Entries taken from a collection:
-*-*-

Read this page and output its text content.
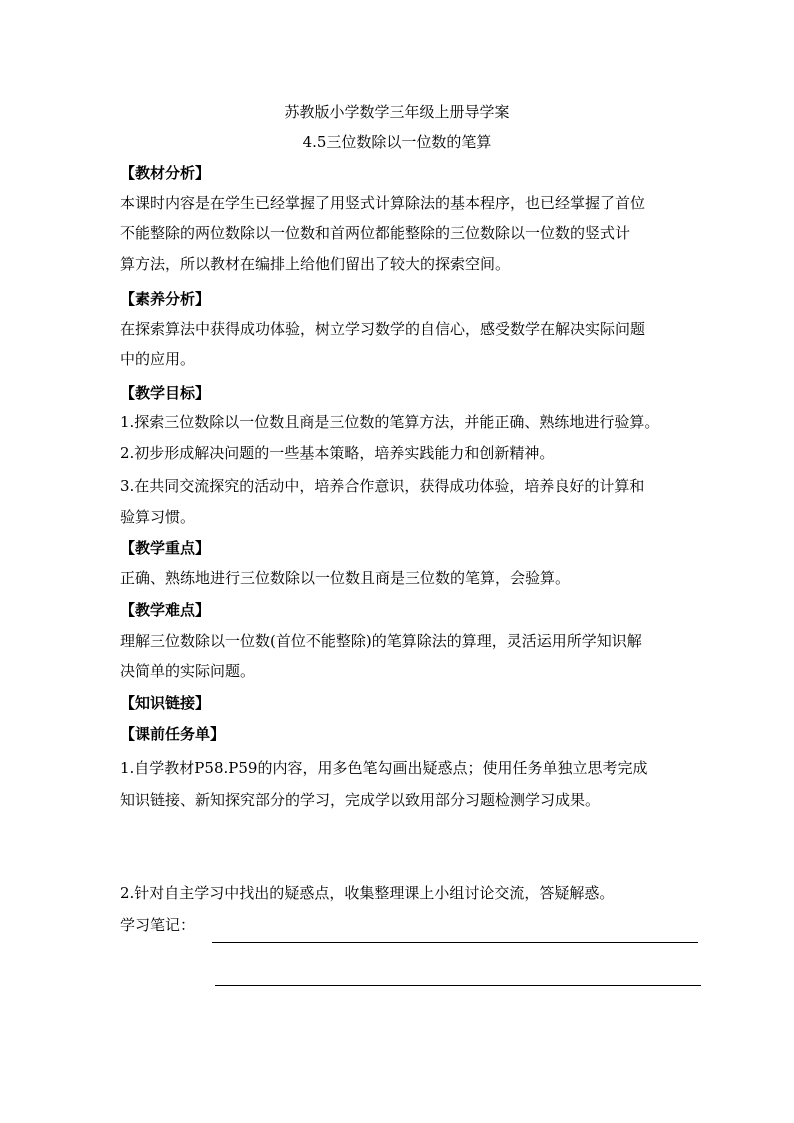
苏教版小学数学三年级上册导学案
4.5三位数除以一位数的笔算
【教材分析】
本课时内容是在学生已经掌握了用竖式计算除法的基本程序，也已经掌握了首位
不能整除的两位数除以一位数和首两位都能整除的三位数除以一位数的竖式计
算方法，所以教材在编排上给他们留出了较大的探索空间。
【素养分析】
在探索算法中获得成功体验，树立学习数学的自信心，感受数学在解决实际问题
中的应用。
【教学目标】
1.探索三位数除以一位数且商是三位数的笔算方法，并能正确、熟练地进行验算。
2.初步形成解决问题的一些基本策略，培养实践能力和创新精神。
3.在共同交流探究的活动中，培养合作意识，获得成功体验，培养良好的计算和
验算习惯。
【教学重点】
正确、熟练地进行三位数除以一位数且商是三位数的笔算，会验算。
【教学难点】
理解三位数除以一位数(首位不能整除)的笔算除法的算理，灵活运用所学知识解
决简单的实际问题。
【知识链接】
【课前任务单】
1.自学教材P58.P59的内容，用多色笔勾画出疑惑点；使用任务单独立思考完成
知识链接、新知探究部分的学习，完成学以致用部分习题检测学习成果。
2.针对自主学习中找出的疑惑点，收集整理课上小组讨论交流，答疑解惑。
学习笔记：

-*-*-

Aim: Each record above should come back exactly the same, only without its pictures.

Worked answer:
Read this page and output its text content.
苏教版小学数学三年级上册导学案
4.5三位数除以一位数的笔算
【教材分析】
本课时内容是在学生已经掌握了用竖式计算除法的基本程序，也已经掌握了首位
不能整除的两位数除以一位数和首两位都能整除的三位数除以一位数的竖式计
算方法，所以教材在编排上给他们留出了较大的探索空间。
【素养分析】
在探索算法中获得成功体验，树立学习数学的自信心，感受数学在解决实际问题
中的应用。
【教学目标】
1.探索三位数除以一位数且商是三位数的笔算方法，并能正确、熟练地进行验算。
2.初步形成解决问题的一些基本策略，培养实践能力和创新精神。
3.在共同交流探究的活动中，培养合作意识，获得成功体验，培养良好的计算和
验算习惯。
【教学重点】
正确、熟练地进行三位数除以一位数且商是三位数的笔算，会验算。
【教学难点】
理解三位数除以一位数(首位不能整除)的笔算除法的算理，灵活运用所学知识解
决简单的实际问题。
【知识链接】
【课前任务单】
1.自学教材P58.P59的内容，用多色笔勾画出疑惑点；使用任务单独立思考完成
知识链接、新知探究部分的学习，完成学以致用部分习题检测学习成果。
2.针对自主学习中找出的疑惑点，收集整理课上小组讨论交流，答疑解惑。
学习笔记：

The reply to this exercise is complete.